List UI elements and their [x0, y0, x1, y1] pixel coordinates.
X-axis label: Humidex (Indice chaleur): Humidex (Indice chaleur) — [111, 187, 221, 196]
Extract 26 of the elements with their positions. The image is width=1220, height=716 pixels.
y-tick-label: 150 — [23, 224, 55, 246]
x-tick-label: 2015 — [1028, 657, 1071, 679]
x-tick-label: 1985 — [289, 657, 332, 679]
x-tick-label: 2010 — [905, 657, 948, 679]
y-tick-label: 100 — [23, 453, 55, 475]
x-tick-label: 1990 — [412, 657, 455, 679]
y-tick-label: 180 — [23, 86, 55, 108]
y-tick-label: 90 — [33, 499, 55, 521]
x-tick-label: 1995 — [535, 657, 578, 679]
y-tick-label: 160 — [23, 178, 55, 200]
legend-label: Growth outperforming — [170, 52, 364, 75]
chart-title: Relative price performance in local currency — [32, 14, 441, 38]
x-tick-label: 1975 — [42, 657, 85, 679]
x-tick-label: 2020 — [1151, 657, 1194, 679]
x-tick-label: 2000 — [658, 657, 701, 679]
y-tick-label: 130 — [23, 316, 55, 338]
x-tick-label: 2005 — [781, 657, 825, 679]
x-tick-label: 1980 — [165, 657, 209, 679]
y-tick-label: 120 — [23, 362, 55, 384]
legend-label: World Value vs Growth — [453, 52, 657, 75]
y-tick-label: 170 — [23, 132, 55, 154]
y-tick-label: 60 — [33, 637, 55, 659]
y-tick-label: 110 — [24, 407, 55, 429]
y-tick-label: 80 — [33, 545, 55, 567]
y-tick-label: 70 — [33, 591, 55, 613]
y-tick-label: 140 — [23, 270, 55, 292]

+ + +

How many lines in the items above contain the word "Growth"? Reply with the number alone.

SOLUTION TO THE EXERCISE – 2